(WORK TO BE COMPLETED): Reproduce every entry exactly and leave its pictures out.

(STORED DATA):
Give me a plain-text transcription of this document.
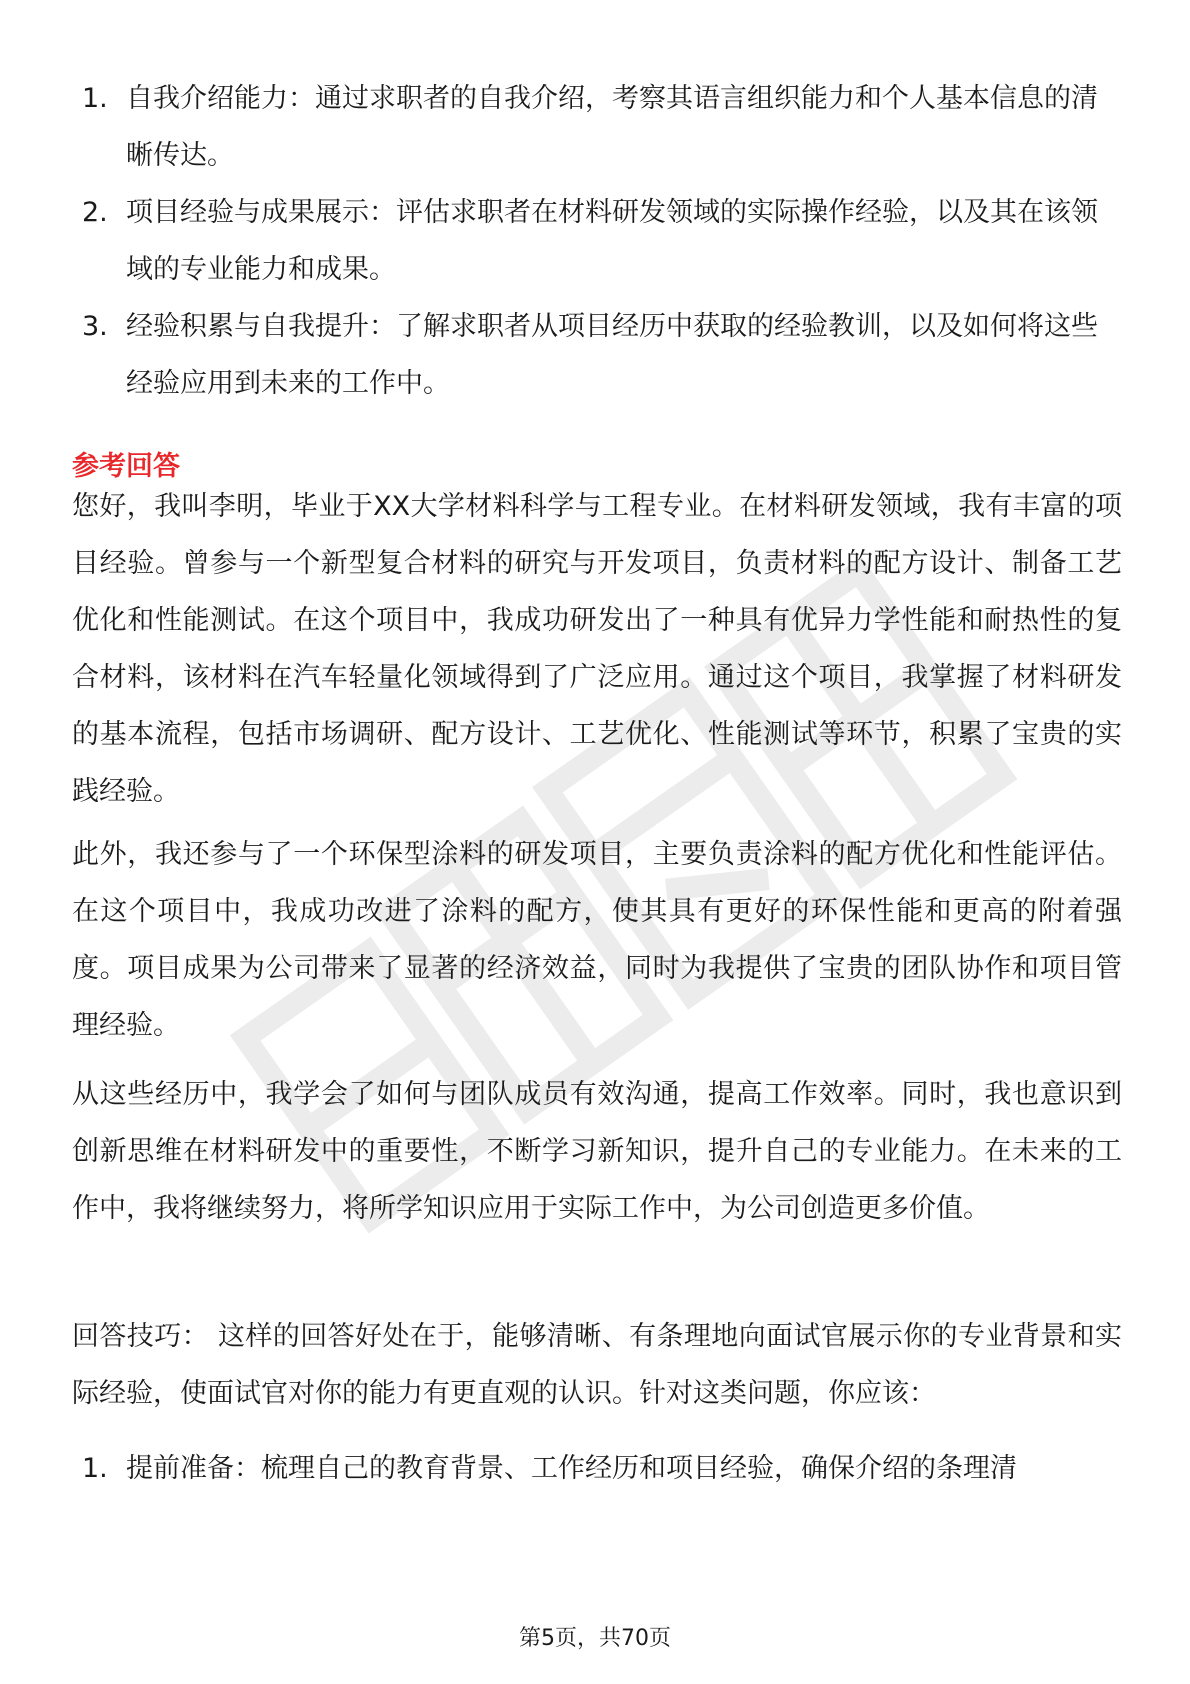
1. 自我介绍能力：通过求职者的自我介绍，考察其语言组织能力和个人基本信息的清晰传达。
2. 项目经验与成果展示：评估求职者在材料研发领域的实际操作经验，以及其在该领域的专业能力和成果。
3. 经验积累与自我提升：了解求职者从项目经历中获取的经验教训，以及如何将这些经验应用到未来的工作中。
参考回答
您好，我叫李明，毕业于XX大学材料科学与工程专业。在材料研发领域，我有丰富的项目经验。曾参与一个新型复合材料的研究与开发项目，负责材料的配方设计、制备工艺优化和性能测试。在这个项目中，我成功研发出了一种具有优异力学性能和耐热性的复合材料，该材料在汽车轻量化领域得到了广泛应用。通过这个项目，我掌握了材料研发的基本流程，包括市场调研、配方设计、工艺优化、性能测试等环节，积累了宝贵的实践经验。
此外，我还参与了一个环保型涂料的研发项目，主要负责涂料的配方优化和性能评估。在这个项目中，我成功改进了涂料的配方，使其具有更好的环保性能和更高的附着强度。项目成果为公司带来了显著的经济效益，同时为我提供了宝贵的团队协作和项目管理经验。
从这些经历中，我学会了如何与团队成员有效沟通，提高工作效率。同时，我也意识到创新思维在材料研发中的重要性，不断学习新知识，提升自己的专业能力。在未来的工作中，我将继续努力，将所学知识应用于实际工作中，为公司创造更多价值。
回答技巧： 这样的回答好处在于，能够清晰、有条理地向面试官展示你的专业背景和实际经验，使面试官对你的能力有更直观的认识。针对这类问题，你应该：
1. 提前准备：梳理自己的教育背景、工作经历和项目经验，确保介绍的条理清
第5页，共70页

(ANSWER):
Give me a plain-text transcription of this document.
1. 自我介绍能力：通过求职者的自我介绍，考察其语言组织能力和个人基本信息的清晰传达。
2. 项目经验与成果展示：评估求职者在材料研发领域的实际操作经验，以及其在该领域的专业能力和成果。
3. 经验积累与自我提升：了解求职者从项目经历中获取的经验教训，以及如何将这些经验应用到未来的工作中。
参考回答
您好，我叫李明，毕业于XX大学材料科学与工程专业。在材料研发领域，我有丰富的项目经验。曾参与一个新型复合材料的研究与开发项目，负责材料的配方设计、制备工艺优化和性能测试。在这个项目中，我成功研发出了一种具有优异力学性能和耐热性的复合材料，该材料在汽车轻量化领域得到了广泛应用。通过这个项目，我掌握了材料研发的基本流程，包括市场调研、配方设计、工艺优化、性能测试等环节，积累了宝贵的实践经验。
此外，我还参与了一个环保型涂料的研发项目，主要负责涂料的配方优化和性能评估。在这个项目中，我成功改进了涂料的配方，使其具有更好的环保性能和更高的附着强度。项目成果为公司带来了显著的经济效益，同时为我提供了宝贵的团队协作和项目管理经验。
从这些经历中，我学会了如何与团队成员有效沟通，提高工作效率。同时，我也意识到创新思维在材料研发中的重要性，不断学习新知识，提升自己的专业能力。在未来的工作中，我将继续努力，将所学知识应用于实际工作中，为公司创造更多价值。
回答技巧： 这样的回答好处在于，能够清晰、有条理地向面试官展示你的专业背景和实际经验，使面试官对你的能力有更直观的认识。针对这类问题，你应该：
1. 提前准备：梳理自己的教育背景、工作经历和项目经验，确保介绍的条理清
第5页，共70页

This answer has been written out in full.